### Job:
Leaving out the pictures, transcribe all of the records faithfully.
** Start **
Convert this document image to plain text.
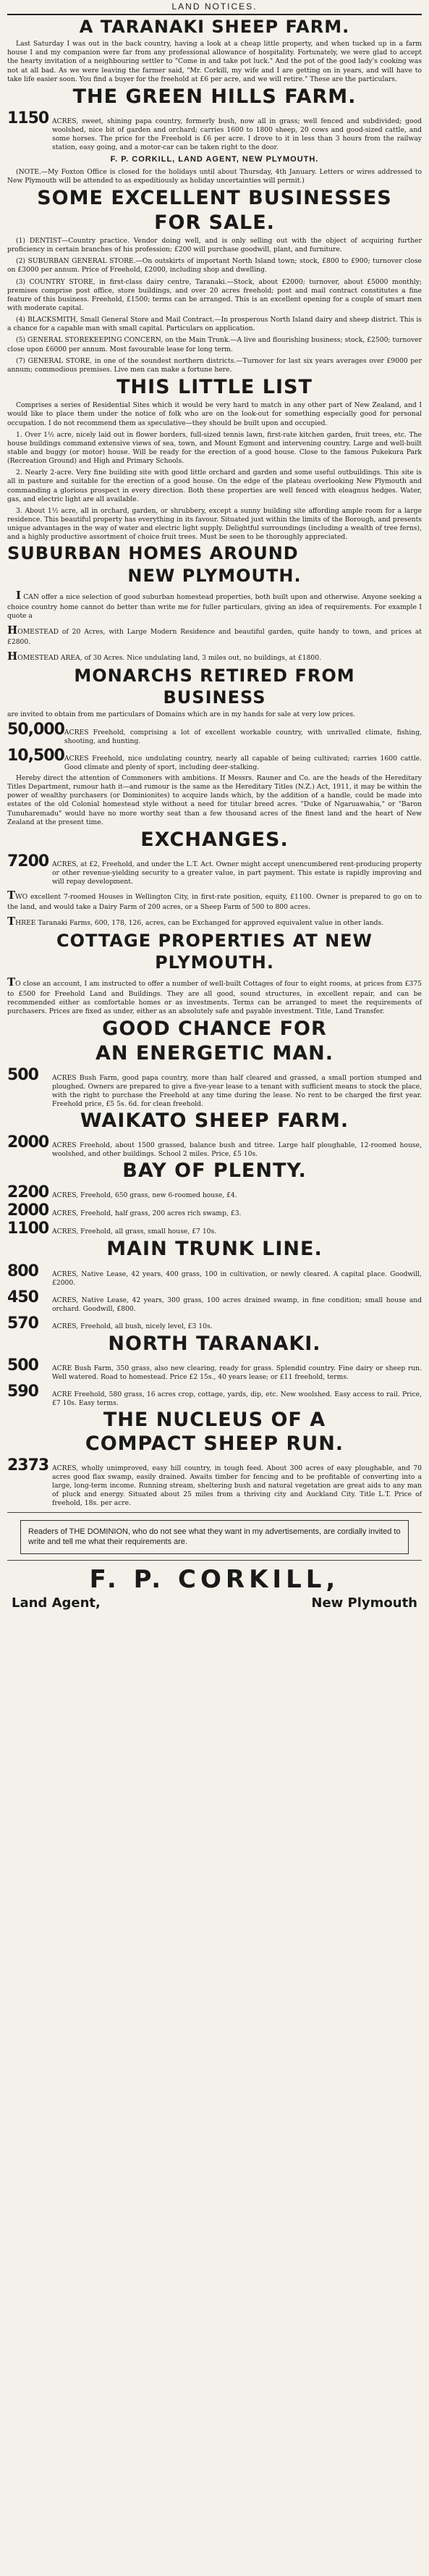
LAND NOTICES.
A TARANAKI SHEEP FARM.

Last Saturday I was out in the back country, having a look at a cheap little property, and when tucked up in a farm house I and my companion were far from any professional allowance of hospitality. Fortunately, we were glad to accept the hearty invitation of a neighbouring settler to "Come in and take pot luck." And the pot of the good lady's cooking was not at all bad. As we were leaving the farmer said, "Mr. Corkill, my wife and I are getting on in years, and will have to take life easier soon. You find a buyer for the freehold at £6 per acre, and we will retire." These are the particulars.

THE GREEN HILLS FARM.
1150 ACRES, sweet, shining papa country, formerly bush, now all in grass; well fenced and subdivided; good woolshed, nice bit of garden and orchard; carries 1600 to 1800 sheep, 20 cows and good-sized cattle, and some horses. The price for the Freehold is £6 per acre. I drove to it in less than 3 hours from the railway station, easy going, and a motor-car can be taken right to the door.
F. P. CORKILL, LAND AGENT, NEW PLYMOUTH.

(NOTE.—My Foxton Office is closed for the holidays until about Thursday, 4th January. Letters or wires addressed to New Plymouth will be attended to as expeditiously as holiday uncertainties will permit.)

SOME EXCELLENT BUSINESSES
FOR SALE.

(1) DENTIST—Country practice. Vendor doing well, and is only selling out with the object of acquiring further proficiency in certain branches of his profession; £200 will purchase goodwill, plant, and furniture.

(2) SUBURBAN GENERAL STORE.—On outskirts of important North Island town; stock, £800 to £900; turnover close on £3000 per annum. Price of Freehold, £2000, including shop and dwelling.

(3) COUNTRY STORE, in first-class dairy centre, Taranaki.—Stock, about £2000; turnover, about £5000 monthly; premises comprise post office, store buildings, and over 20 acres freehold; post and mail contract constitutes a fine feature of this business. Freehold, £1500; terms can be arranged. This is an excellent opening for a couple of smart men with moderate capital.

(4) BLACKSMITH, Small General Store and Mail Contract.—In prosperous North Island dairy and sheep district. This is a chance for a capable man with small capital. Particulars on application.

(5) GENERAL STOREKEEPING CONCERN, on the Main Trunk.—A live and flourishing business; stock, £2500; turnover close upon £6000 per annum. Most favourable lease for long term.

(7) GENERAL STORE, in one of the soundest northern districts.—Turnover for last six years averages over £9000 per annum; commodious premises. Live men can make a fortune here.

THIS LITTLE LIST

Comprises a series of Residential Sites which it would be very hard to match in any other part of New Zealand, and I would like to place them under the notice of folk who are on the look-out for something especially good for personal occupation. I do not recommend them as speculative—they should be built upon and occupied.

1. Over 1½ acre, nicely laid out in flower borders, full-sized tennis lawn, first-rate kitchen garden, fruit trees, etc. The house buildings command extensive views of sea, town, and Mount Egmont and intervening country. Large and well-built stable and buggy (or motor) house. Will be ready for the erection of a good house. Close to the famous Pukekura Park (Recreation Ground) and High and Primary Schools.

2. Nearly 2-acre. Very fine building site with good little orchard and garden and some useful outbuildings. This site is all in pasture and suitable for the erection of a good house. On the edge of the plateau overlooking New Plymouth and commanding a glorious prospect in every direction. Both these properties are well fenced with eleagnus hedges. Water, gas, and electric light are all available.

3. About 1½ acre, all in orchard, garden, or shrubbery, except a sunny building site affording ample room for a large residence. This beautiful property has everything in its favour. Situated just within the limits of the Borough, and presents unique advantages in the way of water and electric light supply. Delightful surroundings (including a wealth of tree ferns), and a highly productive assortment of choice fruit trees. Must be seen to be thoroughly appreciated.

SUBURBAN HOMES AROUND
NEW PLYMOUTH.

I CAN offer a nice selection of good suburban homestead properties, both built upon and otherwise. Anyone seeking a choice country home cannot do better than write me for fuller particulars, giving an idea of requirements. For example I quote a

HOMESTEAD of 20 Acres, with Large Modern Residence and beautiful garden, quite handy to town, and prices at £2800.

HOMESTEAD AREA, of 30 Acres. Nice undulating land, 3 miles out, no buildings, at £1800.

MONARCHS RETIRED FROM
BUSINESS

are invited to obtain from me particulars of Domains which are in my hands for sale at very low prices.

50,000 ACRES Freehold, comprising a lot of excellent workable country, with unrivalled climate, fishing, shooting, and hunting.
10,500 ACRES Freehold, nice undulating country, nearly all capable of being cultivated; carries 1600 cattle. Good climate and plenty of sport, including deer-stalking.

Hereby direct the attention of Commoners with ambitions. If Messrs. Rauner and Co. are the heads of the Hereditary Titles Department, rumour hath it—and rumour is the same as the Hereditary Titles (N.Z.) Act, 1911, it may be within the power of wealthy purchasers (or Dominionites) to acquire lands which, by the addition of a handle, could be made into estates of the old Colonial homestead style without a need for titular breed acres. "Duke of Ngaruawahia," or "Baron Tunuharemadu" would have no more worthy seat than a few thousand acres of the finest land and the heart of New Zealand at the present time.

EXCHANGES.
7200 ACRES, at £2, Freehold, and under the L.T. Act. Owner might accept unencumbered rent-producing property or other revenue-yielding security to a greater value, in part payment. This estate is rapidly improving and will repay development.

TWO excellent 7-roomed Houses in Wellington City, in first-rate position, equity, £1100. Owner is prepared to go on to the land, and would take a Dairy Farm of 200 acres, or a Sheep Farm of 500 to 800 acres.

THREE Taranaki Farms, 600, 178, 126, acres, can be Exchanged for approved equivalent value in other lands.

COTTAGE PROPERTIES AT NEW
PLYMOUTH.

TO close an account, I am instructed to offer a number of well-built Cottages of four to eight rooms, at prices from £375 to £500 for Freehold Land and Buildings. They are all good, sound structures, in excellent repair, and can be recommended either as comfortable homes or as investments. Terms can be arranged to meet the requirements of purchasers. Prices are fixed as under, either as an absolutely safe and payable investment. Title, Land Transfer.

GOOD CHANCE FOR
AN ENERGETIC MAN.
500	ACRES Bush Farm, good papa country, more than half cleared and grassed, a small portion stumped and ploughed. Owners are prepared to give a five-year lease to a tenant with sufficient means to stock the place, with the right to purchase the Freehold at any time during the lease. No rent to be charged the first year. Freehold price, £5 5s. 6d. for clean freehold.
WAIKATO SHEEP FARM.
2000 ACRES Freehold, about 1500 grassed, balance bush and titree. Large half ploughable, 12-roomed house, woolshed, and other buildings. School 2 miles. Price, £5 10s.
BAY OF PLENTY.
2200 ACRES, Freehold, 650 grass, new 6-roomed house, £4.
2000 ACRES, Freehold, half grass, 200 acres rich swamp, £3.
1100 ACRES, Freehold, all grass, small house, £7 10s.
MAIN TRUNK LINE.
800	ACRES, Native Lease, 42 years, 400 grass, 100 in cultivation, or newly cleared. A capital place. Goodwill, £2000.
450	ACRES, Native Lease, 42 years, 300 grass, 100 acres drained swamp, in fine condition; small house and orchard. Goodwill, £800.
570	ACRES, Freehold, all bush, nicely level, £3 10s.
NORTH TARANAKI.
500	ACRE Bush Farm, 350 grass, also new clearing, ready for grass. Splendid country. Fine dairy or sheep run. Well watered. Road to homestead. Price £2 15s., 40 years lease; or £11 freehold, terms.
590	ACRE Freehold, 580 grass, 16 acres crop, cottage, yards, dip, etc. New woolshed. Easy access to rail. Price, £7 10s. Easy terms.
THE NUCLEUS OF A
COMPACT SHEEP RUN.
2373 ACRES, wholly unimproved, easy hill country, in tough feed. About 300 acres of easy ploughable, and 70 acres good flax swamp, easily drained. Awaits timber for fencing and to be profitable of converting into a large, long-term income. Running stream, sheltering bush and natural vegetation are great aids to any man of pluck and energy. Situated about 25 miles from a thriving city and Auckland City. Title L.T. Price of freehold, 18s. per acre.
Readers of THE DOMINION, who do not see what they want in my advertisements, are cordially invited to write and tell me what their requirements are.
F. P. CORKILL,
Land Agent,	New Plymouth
** End **
### Solved exercise:
Convert this document image to plain text.
LAND NOTICES.
A TARANAKI SHEEP FARM.

Last Saturday I was out in the back country, having a look at a cheap little property, and when tucked up in a farm house I and my companion were far from any professional allowance of hospitality. Fortunately, we were glad to accept the hearty invitation of a neighbouring settler to "Come in and take pot luck." And the pot of the good lady's cooking was not at all bad. As we were leaving the farmer said, "Mr. Corkill, my wife and I are getting on in years, and will have to take life easier soon. You find a buyer for the freehold at £6 per acre, and we will retire." These are the particulars.

THE GREEN HILLS FARM.
1150 ACRES, sweet, shining papa country, formerly bush, now all in grass; well fenced and subdivided; good woolshed, nice bit of garden and orchard; carries 1600 to 1800 sheep, 20 cows and good-sized cattle, and some horses. The price for the Freehold is £6 per acre. I drove to it in less than 3 hours from the railway station, easy going, and a motor-car can be taken right to the door.
F. P. CORKILL, LAND AGENT, NEW PLYMOUTH.

(NOTE.—My Foxton Office is closed for the holidays until about Thursday, 4th January. Letters or wires addressed to New Plymouth will be attended to as expeditiously as holiday uncertainties will permit.)

SOME EXCELLENT BUSINESSES
FOR SALE.

(1) DENTIST—Country practice. Vendor doing well, and is only selling out with the object of acquiring further proficiency in certain branches of his profession; £200 will purchase goodwill, plant, and furniture.

(2) SUBURBAN GENERAL STORE.—On outskirts of important North Island town; stock, £800 to £900; turnover close on £3000 per annum. Price of Freehold, £2000, including shop and dwelling.

(3) COUNTRY STORE, in first-class dairy centre, Taranaki.—Stock, about £2000; turnover, about £5000 monthly; premises comprise post office, store buildings, and over 20 acres freehold; post and mail contract constitutes a fine feature of this business. Freehold, £1500; terms can be arranged. This is an excellent opening for a couple of smart men with moderate capital.

(4) BLACKSMITH, Small General Store and Mail Contract.—In prosperous North Island dairy and sheep district. This is a chance for a capable man with small capital. Particulars on application.

(5) GENERAL STOREKEEPING CONCERN, on the Main Trunk.—A live and flourishing business; stock, £2500; turnover close upon £6000 per annum. Most favourable lease for long term.

(7) GENERAL STORE, in one of the soundest northern districts.—Turnover for last six years averages over £9000 per annum; commodious premises. Live men can make a fortune here.

THIS LITTLE LIST

Comprises a series of Residential Sites which it would be very hard to match in any other part of New Zealand, and I would like to place them under the notice of folk who are on the look-out for something especially good for personal occupation. I do not recommend them as speculative—they should be built upon and occupied.

1. Over 1½ acre, nicely laid out in flower borders, full-sized tennis lawn, first-rate kitchen garden, fruit trees, etc. The house buildings command extensive views of sea, town, and Mount Egmont and intervening country. Large and well-built stable and buggy (or motor) house. Will be ready for the erection of a good house. Close to the famous Pukekura Park (Recreation Ground) and High and Primary Schools.

2. Nearly 2-acre. Very fine building site with good little orchard and garden and some useful outbuildings. This site is all in pasture and suitable for the erection of a good house. On the edge of the plateau overlooking New Plymouth and commanding a glorious prospect in every direction. Both these properties are well fenced with eleagnus hedges. Water, gas, and electric light are all available.

3. About 1½ acre, all in orchard, garden, or shrubbery, except a sunny building site affording ample room for a large residence. This beautiful property has everything in its favour. Situated just within the limits of the Borough, and presents unique advantages in the way of water and electric light supply. Delightful surroundings (including a wealth of tree ferns), and a highly productive assortment of choice fruit trees. Must be seen to be thoroughly appreciated.

SUBURBAN HOMES AROUND
NEW PLYMOUTH.

I CAN offer a nice selection of good suburban homestead properties, both built upon and otherwise. Anyone seeking a choice country home cannot do better than write me for fuller particulars, giving an idea of requirements. For example I quote a

HOMESTEAD of 20 Acres, with Large Modern Residence and beautiful garden, quite handy to town, and prices at £2800.

HOMESTEAD AREA, of 30 Acres. Nice undulating land, 3 miles out, no buildings, at £1800.

MONARCHS RETIRED FROM
BUSINESS

are invited to obtain from me particulars of Domains which are in my hands for sale at very low prices.

50,000 ACRES Freehold, comprising a lot of excellent workable country, with unrivalled climate, fishing, shooting, and hunting.
10,500 ACRES Freehold, nice undulating country, nearly all capable of being cultivated; carries 1600 cattle. Good climate and plenty of sport, including deer-stalking.

Hereby direct the attention of Commoners with ambitions. If Messrs. Rauner and Co. are the heads of the Hereditary Titles Department, rumour hath it—and rumour is the same as the Hereditary Titles (N.Z.) Act, 1911, it may be within the power of wealthy purchasers (or Dominionites) to acquire lands which, by the addition of a handle, could be made into estates of the old Colonial homestead style without a need for titular breed acres. "Duke of Ngaruawahia," or "Baron Tunuharemadu" would have no more worthy seat than a few thousand acres of the finest land and the heart of New Zealand at the present time.

EXCHANGES.
7200 ACRES, at £2, Freehold, and under the L.T. Act. Owner might accept unencumbered rent-producing property or other revenue-yielding security to a greater value, in part payment. This estate is rapidly improving and will repay development.

TWO excellent 7-roomed Houses in Wellington City, in first-rate position, equity, £1100. Owner is prepared to go on to the land, and would take a Dairy Farm of 200 acres, or a Sheep Farm of 500 to 800 acres.

THREE Taranaki Farms, 600, 178, 126, acres, can be Exchanged for approved equivalent value in other lands.

COTTAGE PROPERTIES AT NEW
PLYMOUTH.

TO close an account, I am instructed to offer a number of well-built Cottages of four to eight rooms, at prices from £375 to £500 for Freehold Land and Buildings. They are all good, sound structures, in excellent repair, and can be recommended either as comfortable homes or as investments. Terms can be arranged to meet the requirements of purchasers. Prices are fixed as under, either as an absolutely safe and payable investment. Title, Land Transfer.

GOOD CHANCE FOR
AN ENERGETIC MAN.
500	ACRES Bush Farm, good papa country, more than half cleared and grassed, a small portion stumped and ploughed. Owners are prepared to give a five-year lease to a tenant with sufficient means to stock the place, with the right to purchase the Freehold at any time during the lease. No rent to be charged the first year. Freehold price, £5 5s. 6d. for clean freehold.
WAIKATO SHEEP FARM.
2000 ACRES Freehold, about 1500 grassed, balance bush and titree. Large half ploughable, 12-roomed house, woolshed, and other buildings. School 2 miles. Price, £5 10s.
BAY OF PLENTY.
2200 ACRES, Freehold, 650 grass, new 6-roomed house, £4.
2000 ACRES, Freehold, half grass, 200 acres rich swamp, £3.
1100 ACRES, Freehold, all grass, small house, £7 10s.
MAIN TRUNK LINE.
800	ACRES, Native Lease, 42 years, 400 grass, 100 in cultivation, or newly cleared. A capital place. Goodwill, £2000.
450	ACRES, Native Lease, 42 years, 300 grass, 100 acres drained swamp, in fine condition; small house and orchard. Goodwill, £800.
570	ACRES, Freehold, all bush, nicely level, £3 10s.
NORTH TARANAKI.
500	ACRE Bush Farm, 350 grass, also new clearing, ready for grass. Splendid country. Fine dairy or sheep run. Well watered. Road to homestead. Price £2 15s., 40 years lease; or £11 freehold, terms.
590	ACRE Freehold, 580 grass, 16 acres crop, cottage, yards, dip, etc. New woolshed. Easy access to rail. Price, £7 10s. Easy terms.
THE NUCLEUS OF A
COMPACT SHEEP RUN.
2373 ACRES, wholly unimproved, easy hill country, in tough feed. About 300 acres of easy ploughable, and 70 acres good flax swamp, easily drained. Awaits timber for fencing and to be profitable of converting into a large, long-term income. Running stream, sheltering bush and natural vegetation are great aids to any man of pluck and energy. Situated about 25 miles from a thriving city and Auckland City. Title L.T. Price of freehold, 18s. per acre.
Readers of THE DOMINION, who do not see what they want in my advertisements, are cordially invited to write and tell me what their requirements are.
F. P. CORKILL,
Land Agent,	New Plymouth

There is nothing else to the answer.